[TASK PROMPT]: Show each line that has the string "emoji" in it.

[STORED DATA]:

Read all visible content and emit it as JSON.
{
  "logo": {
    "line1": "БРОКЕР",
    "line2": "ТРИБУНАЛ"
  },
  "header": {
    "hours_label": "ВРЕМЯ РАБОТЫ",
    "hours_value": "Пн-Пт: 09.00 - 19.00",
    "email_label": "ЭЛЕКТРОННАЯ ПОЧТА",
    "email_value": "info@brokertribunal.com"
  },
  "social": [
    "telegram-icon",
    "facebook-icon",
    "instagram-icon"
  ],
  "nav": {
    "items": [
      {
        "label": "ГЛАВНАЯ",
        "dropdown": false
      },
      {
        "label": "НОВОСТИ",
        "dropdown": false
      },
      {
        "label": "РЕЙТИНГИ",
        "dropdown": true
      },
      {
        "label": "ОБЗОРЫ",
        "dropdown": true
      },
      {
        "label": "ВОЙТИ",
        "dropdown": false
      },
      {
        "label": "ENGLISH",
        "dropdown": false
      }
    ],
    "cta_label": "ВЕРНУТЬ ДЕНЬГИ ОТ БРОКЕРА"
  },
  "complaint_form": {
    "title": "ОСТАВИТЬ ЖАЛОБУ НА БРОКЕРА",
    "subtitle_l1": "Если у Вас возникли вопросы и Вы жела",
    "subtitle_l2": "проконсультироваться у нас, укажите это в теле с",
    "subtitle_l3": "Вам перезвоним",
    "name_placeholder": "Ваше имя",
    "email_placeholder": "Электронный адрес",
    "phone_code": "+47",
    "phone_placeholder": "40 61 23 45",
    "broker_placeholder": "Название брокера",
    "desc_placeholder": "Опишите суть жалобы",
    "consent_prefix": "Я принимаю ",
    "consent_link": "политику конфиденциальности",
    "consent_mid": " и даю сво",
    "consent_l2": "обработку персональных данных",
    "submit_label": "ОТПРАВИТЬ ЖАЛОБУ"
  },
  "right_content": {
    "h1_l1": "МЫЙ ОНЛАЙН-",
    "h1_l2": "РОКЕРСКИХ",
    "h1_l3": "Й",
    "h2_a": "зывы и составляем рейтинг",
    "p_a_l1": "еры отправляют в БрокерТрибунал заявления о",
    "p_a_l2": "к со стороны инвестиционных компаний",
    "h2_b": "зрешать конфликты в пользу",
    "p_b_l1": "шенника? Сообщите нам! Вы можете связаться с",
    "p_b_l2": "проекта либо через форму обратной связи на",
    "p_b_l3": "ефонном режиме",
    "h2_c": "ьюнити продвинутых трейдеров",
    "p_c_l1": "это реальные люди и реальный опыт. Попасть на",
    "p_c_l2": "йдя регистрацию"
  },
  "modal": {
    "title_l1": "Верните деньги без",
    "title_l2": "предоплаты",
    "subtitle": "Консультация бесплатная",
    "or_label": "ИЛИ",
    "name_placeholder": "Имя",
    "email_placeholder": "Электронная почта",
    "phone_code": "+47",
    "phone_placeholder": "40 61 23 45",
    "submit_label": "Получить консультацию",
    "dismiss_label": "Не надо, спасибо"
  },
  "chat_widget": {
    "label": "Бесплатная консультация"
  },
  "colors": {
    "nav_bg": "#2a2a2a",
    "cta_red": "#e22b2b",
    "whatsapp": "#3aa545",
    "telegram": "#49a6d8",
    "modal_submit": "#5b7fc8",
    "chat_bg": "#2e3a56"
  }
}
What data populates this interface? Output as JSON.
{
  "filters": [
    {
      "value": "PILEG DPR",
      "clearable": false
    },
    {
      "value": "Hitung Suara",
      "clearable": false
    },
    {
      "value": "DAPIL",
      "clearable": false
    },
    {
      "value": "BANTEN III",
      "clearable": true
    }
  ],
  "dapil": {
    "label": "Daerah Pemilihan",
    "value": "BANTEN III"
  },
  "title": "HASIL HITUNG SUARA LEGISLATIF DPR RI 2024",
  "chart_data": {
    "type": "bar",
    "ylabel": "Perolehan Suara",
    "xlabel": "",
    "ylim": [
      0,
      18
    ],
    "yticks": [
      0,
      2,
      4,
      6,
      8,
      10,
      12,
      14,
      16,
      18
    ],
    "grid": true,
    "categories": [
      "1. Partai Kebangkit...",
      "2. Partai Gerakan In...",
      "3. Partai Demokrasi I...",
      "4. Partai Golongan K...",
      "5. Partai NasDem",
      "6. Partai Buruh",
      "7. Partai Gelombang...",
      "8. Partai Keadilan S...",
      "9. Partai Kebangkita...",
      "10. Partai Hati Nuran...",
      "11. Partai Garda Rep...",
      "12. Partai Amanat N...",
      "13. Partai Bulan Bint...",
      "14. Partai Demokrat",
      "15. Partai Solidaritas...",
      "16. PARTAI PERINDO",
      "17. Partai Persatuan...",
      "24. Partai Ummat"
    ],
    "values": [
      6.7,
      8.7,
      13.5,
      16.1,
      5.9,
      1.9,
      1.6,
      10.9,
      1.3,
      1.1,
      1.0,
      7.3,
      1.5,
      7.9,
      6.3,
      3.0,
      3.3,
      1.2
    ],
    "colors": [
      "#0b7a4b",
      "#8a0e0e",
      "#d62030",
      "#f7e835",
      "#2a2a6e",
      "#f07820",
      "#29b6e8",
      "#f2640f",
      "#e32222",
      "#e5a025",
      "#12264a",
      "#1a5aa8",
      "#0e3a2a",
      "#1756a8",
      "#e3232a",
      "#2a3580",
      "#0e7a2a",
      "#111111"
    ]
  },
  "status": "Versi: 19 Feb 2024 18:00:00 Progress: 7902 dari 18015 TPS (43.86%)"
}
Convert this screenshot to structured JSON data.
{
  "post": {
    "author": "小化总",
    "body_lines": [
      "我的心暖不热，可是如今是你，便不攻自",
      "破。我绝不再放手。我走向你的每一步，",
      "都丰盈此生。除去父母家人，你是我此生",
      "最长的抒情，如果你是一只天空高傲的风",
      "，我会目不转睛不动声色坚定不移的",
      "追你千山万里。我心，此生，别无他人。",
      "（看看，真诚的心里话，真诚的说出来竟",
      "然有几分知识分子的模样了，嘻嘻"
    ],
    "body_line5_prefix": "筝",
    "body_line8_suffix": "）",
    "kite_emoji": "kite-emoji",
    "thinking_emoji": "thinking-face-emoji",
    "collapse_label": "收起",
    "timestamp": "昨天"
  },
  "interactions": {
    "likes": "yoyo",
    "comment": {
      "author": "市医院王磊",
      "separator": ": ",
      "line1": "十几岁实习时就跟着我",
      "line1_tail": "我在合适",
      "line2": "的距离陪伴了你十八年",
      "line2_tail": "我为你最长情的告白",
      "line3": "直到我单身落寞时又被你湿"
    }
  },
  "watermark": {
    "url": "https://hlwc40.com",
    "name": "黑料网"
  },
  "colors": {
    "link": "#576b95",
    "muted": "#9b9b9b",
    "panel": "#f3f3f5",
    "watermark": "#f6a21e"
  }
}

[SOLUTION FOR THIS PROBLEM]:
    "kite_emoji": "kite-emoji",
    "thinking_emoji": "thinking-face-emoji",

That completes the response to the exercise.